▸ Instructions for the task:
Locate every line in the records below that holds the word "FREQUENCY" and return each one.

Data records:

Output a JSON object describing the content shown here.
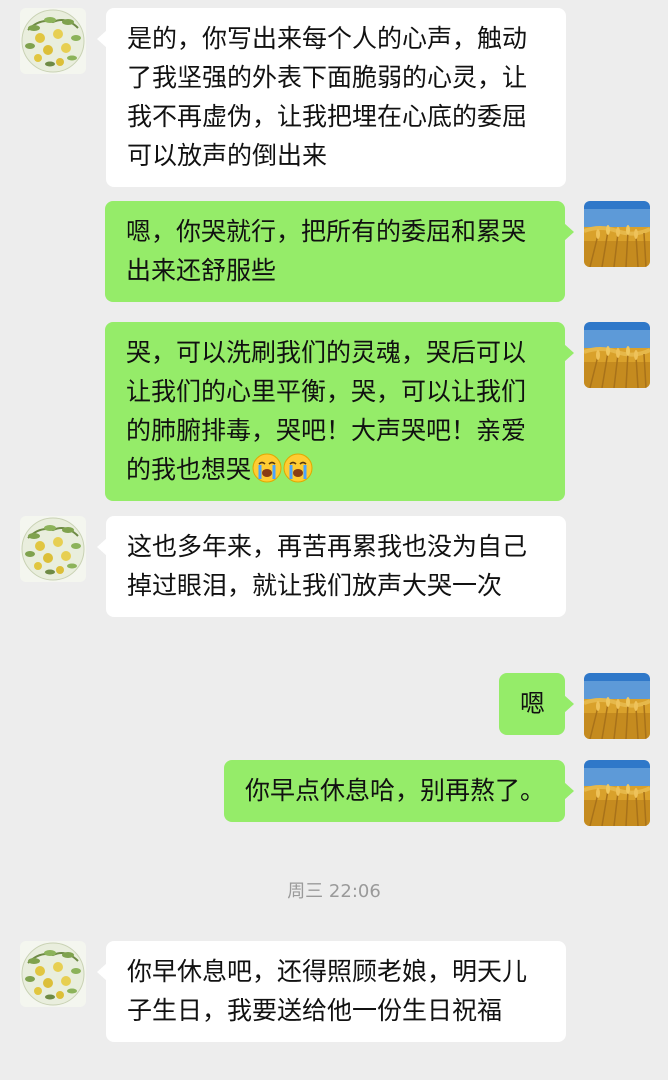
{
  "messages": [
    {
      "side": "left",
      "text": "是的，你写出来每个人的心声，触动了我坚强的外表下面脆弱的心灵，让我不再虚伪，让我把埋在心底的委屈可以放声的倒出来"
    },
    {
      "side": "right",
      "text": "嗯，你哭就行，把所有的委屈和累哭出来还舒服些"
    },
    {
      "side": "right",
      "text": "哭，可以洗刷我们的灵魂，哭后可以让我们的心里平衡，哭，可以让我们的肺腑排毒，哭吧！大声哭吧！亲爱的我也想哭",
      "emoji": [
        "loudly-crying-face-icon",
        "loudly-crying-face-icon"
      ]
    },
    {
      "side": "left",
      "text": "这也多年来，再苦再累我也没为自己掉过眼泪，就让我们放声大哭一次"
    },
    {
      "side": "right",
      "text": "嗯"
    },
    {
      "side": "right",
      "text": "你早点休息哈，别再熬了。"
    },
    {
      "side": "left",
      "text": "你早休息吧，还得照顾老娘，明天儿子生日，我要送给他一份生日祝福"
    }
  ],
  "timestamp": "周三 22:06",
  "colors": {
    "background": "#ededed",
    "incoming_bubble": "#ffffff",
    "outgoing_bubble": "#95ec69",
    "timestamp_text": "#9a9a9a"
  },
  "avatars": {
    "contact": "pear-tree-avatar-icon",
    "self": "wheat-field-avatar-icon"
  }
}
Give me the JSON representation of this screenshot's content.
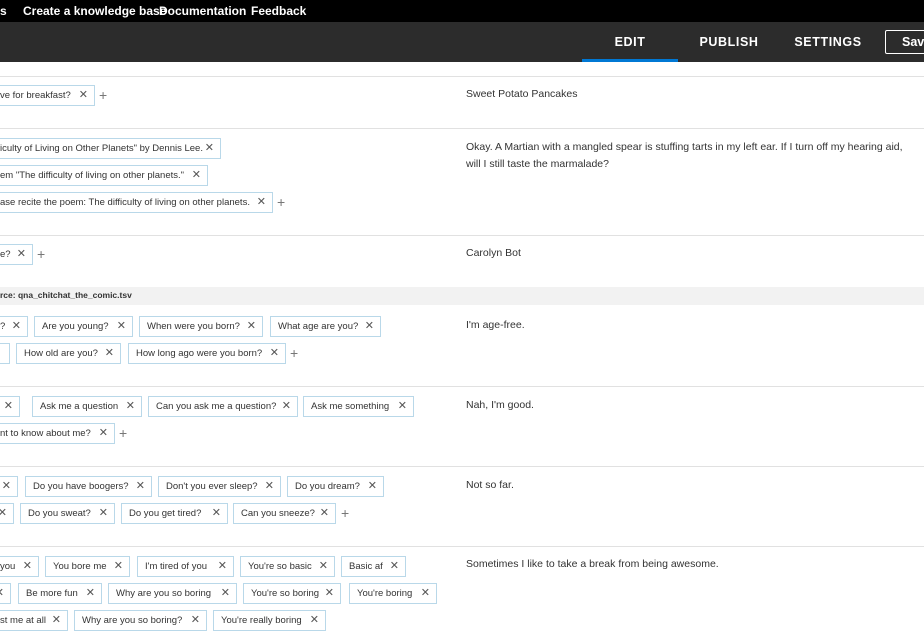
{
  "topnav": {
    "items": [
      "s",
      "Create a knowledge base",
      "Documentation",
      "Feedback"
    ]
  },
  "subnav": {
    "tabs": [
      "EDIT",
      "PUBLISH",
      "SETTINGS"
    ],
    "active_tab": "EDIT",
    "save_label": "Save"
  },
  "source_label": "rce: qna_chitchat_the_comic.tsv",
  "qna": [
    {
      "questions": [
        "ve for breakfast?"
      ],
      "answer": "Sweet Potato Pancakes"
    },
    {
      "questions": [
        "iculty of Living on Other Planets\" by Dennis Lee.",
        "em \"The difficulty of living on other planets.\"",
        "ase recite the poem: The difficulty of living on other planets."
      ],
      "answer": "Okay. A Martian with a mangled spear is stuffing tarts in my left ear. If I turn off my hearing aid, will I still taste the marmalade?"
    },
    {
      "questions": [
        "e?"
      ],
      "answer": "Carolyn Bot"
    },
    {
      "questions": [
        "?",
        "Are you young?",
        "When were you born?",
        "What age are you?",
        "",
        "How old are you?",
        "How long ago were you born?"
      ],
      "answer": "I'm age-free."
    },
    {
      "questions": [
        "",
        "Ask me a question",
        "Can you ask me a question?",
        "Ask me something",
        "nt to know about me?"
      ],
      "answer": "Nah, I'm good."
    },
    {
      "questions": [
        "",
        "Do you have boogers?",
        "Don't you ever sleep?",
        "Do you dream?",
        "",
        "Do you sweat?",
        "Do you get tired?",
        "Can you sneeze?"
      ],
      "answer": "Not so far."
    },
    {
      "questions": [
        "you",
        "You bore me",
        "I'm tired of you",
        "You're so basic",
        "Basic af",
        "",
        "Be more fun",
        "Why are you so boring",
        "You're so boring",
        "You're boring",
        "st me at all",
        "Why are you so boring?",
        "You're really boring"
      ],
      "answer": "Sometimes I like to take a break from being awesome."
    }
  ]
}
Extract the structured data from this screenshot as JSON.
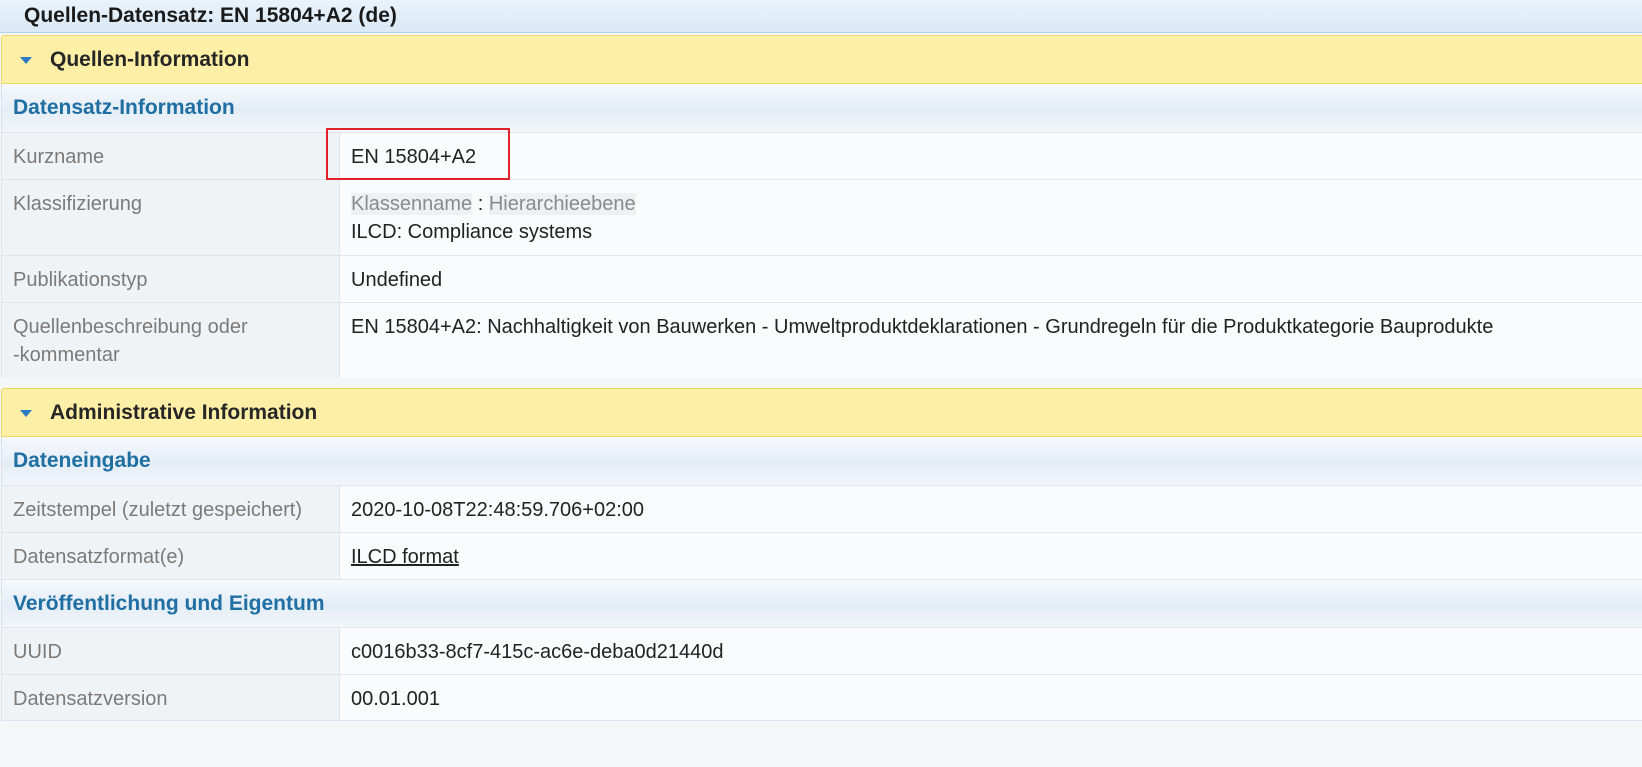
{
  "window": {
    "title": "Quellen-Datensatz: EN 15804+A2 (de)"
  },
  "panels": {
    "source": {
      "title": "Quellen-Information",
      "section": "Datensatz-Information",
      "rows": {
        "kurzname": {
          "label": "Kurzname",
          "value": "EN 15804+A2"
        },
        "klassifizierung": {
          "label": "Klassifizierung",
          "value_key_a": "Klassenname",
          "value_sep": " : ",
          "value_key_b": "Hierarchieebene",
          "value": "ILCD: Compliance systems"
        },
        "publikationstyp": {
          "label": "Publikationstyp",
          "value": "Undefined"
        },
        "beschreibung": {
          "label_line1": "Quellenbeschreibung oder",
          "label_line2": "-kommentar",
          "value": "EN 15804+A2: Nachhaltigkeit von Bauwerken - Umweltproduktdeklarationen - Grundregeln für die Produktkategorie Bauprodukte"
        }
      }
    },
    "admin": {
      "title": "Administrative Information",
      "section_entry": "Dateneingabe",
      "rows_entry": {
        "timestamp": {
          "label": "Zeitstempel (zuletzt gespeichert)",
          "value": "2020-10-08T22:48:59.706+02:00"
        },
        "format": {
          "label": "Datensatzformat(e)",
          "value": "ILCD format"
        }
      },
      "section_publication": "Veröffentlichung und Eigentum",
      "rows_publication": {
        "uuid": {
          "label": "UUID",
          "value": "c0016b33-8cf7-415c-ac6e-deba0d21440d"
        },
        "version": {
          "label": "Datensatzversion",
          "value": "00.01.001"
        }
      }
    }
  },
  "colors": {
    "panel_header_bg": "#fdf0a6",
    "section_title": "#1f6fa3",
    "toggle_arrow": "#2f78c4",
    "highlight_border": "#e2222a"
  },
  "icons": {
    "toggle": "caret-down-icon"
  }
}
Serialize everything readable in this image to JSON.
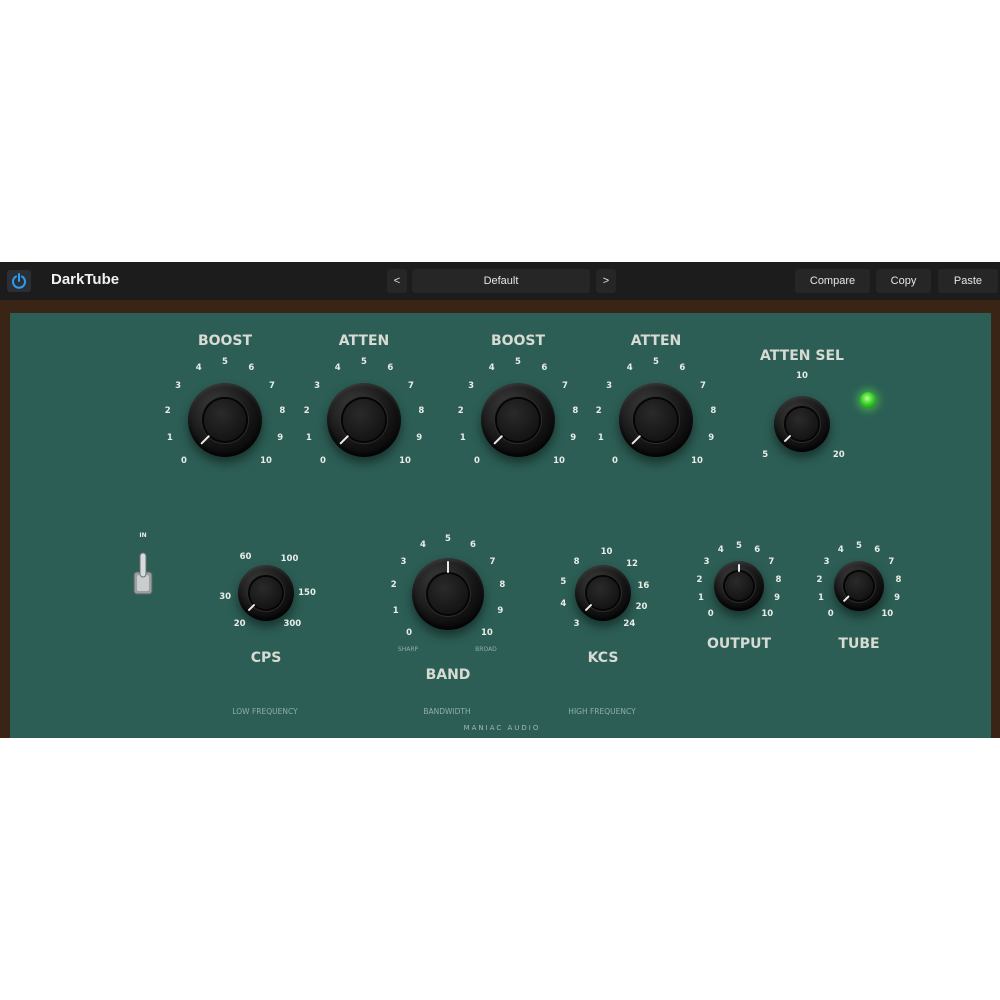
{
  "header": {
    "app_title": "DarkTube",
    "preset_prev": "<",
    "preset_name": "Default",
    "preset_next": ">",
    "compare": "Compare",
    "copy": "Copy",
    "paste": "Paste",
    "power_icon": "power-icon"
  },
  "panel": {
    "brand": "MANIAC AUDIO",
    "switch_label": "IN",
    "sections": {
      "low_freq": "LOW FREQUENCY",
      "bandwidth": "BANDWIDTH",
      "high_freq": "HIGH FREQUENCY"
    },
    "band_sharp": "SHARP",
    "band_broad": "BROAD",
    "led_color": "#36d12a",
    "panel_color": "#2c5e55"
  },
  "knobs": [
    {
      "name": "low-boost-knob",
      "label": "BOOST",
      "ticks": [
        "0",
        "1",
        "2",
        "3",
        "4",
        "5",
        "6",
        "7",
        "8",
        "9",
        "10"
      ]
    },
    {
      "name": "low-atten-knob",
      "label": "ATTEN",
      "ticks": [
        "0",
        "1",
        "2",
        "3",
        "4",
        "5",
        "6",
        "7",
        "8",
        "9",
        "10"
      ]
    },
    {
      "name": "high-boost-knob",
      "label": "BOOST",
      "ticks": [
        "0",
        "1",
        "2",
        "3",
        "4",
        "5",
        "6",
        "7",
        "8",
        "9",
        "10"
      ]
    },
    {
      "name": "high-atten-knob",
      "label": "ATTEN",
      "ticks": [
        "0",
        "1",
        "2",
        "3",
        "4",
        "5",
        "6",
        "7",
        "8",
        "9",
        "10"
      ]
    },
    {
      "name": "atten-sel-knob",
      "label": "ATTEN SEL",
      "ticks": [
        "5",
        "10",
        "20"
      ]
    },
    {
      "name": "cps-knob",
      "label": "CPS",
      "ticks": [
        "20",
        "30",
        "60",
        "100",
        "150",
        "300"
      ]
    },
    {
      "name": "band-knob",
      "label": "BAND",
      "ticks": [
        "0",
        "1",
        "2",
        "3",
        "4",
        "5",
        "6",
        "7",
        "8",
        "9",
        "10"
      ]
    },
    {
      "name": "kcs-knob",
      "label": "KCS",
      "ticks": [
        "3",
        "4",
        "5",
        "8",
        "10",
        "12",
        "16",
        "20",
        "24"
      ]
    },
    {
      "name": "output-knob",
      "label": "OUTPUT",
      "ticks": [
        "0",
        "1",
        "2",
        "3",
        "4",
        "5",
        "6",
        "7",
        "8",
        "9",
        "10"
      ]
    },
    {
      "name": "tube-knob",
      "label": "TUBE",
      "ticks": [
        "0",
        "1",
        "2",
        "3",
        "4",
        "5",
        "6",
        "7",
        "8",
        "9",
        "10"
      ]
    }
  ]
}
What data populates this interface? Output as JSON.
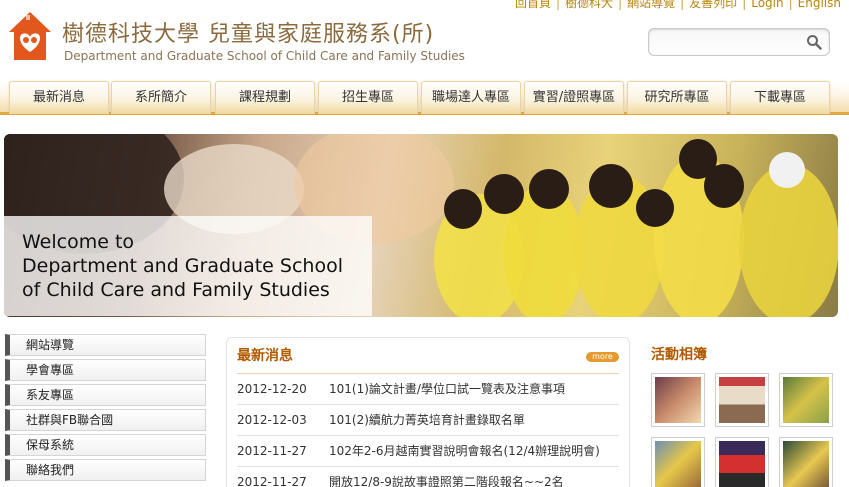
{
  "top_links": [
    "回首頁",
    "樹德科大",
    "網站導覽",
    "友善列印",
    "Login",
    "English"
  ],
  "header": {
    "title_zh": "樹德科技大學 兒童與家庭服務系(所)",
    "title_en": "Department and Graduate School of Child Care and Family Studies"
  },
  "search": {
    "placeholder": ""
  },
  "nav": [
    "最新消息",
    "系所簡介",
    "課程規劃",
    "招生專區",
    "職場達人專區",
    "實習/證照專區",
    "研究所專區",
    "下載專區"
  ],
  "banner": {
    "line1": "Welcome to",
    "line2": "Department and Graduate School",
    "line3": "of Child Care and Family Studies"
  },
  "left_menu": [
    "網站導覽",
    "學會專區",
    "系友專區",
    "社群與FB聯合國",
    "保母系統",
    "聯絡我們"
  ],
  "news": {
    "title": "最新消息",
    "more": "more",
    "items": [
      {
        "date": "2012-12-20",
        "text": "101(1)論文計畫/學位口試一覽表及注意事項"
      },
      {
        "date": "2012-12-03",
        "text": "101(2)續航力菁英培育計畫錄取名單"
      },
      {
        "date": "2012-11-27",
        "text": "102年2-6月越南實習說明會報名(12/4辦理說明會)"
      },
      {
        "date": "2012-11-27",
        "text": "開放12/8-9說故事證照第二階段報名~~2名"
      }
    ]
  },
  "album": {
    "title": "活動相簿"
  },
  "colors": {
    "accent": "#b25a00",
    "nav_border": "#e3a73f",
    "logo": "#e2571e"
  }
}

▸ Exercise answer:
      "low_freq": "LOW FREQUENCY",
      "high_freq": "HIGH FREQUENCY"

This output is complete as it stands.